--- Supplied records ---

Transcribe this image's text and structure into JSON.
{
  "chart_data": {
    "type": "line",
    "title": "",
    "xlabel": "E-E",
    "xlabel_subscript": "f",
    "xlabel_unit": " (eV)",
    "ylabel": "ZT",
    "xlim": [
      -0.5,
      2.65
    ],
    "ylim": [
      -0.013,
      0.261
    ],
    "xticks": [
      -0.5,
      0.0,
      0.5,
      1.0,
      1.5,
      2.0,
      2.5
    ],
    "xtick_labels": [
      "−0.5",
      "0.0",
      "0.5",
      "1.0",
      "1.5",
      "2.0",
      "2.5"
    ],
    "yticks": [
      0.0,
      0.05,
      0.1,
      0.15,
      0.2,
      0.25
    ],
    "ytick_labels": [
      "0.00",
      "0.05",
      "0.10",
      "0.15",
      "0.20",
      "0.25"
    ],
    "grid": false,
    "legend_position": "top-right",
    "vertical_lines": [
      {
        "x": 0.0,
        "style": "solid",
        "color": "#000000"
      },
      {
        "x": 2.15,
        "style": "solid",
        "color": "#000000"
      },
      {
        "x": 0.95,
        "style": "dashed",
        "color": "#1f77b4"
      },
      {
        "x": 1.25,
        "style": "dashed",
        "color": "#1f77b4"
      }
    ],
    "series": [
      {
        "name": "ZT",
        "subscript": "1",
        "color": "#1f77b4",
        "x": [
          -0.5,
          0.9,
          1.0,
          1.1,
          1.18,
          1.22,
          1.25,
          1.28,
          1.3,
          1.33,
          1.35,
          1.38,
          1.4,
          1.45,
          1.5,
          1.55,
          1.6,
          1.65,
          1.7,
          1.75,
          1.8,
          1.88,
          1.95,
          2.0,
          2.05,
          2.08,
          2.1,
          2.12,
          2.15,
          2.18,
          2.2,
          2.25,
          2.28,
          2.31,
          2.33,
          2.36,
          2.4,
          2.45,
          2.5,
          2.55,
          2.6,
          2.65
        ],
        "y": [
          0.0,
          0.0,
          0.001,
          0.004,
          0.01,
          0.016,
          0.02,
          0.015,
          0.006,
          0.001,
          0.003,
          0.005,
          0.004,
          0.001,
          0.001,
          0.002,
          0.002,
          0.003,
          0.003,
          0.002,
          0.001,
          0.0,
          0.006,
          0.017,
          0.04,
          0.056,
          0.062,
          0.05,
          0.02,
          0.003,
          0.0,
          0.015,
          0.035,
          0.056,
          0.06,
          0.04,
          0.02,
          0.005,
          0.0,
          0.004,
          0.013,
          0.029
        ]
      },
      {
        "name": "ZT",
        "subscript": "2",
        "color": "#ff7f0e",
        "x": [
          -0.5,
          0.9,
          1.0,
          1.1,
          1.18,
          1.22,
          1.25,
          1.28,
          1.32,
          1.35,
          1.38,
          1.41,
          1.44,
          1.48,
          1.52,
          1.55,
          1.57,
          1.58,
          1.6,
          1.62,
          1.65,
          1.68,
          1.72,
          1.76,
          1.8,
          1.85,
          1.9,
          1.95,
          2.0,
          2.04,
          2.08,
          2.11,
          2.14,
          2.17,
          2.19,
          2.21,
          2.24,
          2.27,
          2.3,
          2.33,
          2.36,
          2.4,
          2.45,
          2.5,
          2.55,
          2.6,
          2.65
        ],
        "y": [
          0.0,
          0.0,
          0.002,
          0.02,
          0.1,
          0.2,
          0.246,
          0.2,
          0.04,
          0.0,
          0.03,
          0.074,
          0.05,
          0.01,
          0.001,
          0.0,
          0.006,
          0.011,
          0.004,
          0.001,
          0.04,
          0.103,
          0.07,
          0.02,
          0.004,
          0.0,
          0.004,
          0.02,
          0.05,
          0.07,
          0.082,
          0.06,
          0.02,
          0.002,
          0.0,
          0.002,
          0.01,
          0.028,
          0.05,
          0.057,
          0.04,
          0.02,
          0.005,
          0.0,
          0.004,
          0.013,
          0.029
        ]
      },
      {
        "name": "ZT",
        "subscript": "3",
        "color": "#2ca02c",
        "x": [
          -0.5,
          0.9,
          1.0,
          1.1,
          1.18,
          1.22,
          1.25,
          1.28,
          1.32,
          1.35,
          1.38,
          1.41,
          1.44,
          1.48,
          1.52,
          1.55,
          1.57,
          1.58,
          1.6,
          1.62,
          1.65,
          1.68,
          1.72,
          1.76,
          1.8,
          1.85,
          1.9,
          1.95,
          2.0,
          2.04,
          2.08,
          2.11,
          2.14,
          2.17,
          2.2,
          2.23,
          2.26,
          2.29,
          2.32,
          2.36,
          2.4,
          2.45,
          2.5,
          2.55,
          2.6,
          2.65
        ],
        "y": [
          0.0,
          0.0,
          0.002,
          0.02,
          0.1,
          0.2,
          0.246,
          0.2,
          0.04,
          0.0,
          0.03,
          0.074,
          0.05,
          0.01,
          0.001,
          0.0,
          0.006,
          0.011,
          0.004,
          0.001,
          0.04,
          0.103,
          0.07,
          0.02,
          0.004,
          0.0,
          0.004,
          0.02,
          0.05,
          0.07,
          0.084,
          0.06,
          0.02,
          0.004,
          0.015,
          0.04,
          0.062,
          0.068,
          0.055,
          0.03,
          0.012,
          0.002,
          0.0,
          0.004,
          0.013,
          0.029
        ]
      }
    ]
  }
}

---

_What to do_
All of the data above should be transcribed exactly.

_Response to the exercise_
Transcribe this image's text and structure into JSON.
{
  "chart_data": {
    "type": "line",
    "title": "",
    "xlabel": "E-E",
    "xlabel_subscript": "f",
    "xlabel_unit": " (eV)",
    "ylabel": "ZT",
    "xlim": [
      -0.5,
      2.65
    ],
    "ylim": [
      -0.013,
      0.261
    ],
    "xticks": [
      -0.5,
      0.0,
      0.5,
      1.0,
      1.5,
      2.0,
      2.5
    ],
    "xtick_labels": [
      "−0.5",
      "0.0",
      "0.5",
      "1.0",
      "1.5",
      "2.0",
      "2.5"
    ],
    "yticks": [
      0.0,
      0.05,
      0.1,
      0.15,
      0.2,
      0.25
    ],
    "ytick_labels": [
      "0.00",
      "0.05",
      "0.10",
      "0.15",
      "0.20",
      "0.25"
    ],
    "grid": false,
    "legend_position": "top-right",
    "vertical_lines": [
      {
        "x": 0.0,
        "style": "solid",
        "color": "#000000"
      },
      {
        "x": 2.15,
        "style": "solid",
        "color": "#000000"
      },
      {
        "x": 0.95,
        "style": "dashed",
        "color": "#1f77b4"
      },
      {
        "x": 1.25,
        "style": "dashed",
        "color": "#1f77b4"
      }
    ],
    "series": [
      {
        "name": "ZT",
        "subscript": "1",
        "color": "#1f77b4",
        "x": [
          -0.5,
          0.9,
          1.0,
          1.1,
          1.18,
          1.22,
          1.25,
          1.28,
          1.3,
          1.33,
          1.35,
          1.38,
          1.4,
          1.45,
          1.5,
          1.55,
          1.6,
          1.65,
          1.7,
          1.75,
          1.8,
          1.88,
          1.95,
          2.0,
          2.05,
          2.08,
          2.1,
          2.12,
          2.15,
          2.18,
          2.2,
          2.25,
          2.28,
          2.31,
          2.33,
          2.36,
          2.4,
          2.45,
          2.5,
          2.55,
          2.6,
          2.65
        ],
        "y": [
          0.0,
          0.0,
          0.001,
          0.004,
          0.01,
          0.016,
          0.02,
          0.015,
          0.006,
          0.001,
          0.003,
          0.005,
          0.004,
          0.001,
          0.001,
          0.002,
          0.002,
          0.003,
          0.003,
          0.002,
          0.001,
          0.0,
          0.006,
          0.017,
          0.04,
          0.056,
          0.062,
          0.05,
          0.02,
          0.003,
          0.0,
          0.015,
          0.035,
          0.056,
          0.06,
          0.04,
          0.02,
          0.005,
          0.0,
          0.004,
          0.013,
          0.029
        ]
      },
      {
        "name": "ZT",
        "subscript": "2",
        "color": "#ff7f0e",
        "x": [
          -0.5,
          0.9,
          1.0,
          1.1,
          1.18,
          1.22,
          1.25,
          1.28,
          1.32,
          1.35,
          1.38,
          1.41,
          1.44,
          1.48,
          1.52,
          1.55,
          1.57,
          1.58,
          1.6,
          1.62,
          1.65,
          1.68,
          1.72,
          1.76,
          1.8,
          1.85,
          1.9,
          1.95,
          2.0,
          2.04,
          2.08,
          2.11,
          2.14,
          2.17,
          2.19,
          2.21,
          2.24,
          2.27,
          2.3,
          2.33,
          2.36,
          2.4,
          2.45,
          2.5,
          2.55,
          2.6,
          2.65
        ],
        "y": [
          0.0,
          0.0,
          0.002,
          0.02,
          0.1,
          0.2,
          0.246,
          0.2,
          0.04,
          0.0,
          0.03,
          0.074,
          0.05,
          0.01,
          0.001,
          0.0,
          0.006,
          0.011,
          0.004,
          0.001,
          0.04,
          0.103,
          0.07,
          0.02,
          0.004,
          0.0,
          0.004,
          0.02,
          0.05,
          0.07,
          0.082,
          0.06,
          0.02,
          0.002,
          0.0,
          0.002,
          0.01,
          0.028,
          0.05,
          0.057,
          0.04,
          0.02,
          0.005,
          0.0,
          0.004,
          0.013,
          0.029
        ]
      },
      {
        "name": "ZT",
        "subscript": "3",
        "color": "#2ca02c",
        "x": [
          -0.5,
          0.9,
          1.0,
          1.1,
          1.18,
          1.22,
          1.25,
          1.28,
          1.32,
          1.35,
          1.38,
          1.41,
          1.44,
          1.48,
          1.52,
          1.55,
          1.57,
          1.58,
          1.6,
          1.62,
          1.65,
          1.68,
          1.72,
          1.76,
          1.8,
          1.85,
          1.9,
          1.95,
          2.0,
          2.04,
          2.08,
          2.11,
          2.14,
          2.17,
          2.2,
          2.23,
          2.26,
          2.29,
          2.32,
          2.36,
          2.4,
          2.45,
          2.5,
          2.55,
          2.6,
          2.65
        ],
        "y": [
          0.0,
          0.0,
          0.002,
          0.02,
          0.1,
          0.2,
          0.246,
          0.2,
          0.04,
          0.0,
          0.03,
          0.074,
          0.05,
          0.01,
          0.001,
          0.0,
          0.006,
          0.011,
          0.004,
          0.001,
          0.04,
          0.103,
          0.07,
          0.02,
          0.004,
          0.0,
          0.004,
          0.02,
          0.05,
          0.07,
          0.084,
          0.06,
          0.02,
          0.004,
          0.015,
          0.04,
          0.062,
          0.068,
          0.055,
          0.03,
          0.012,
          0.002,
          0.0,
          0.004,
          0.013,
          0.029
        ]
      }
    ]
  }
}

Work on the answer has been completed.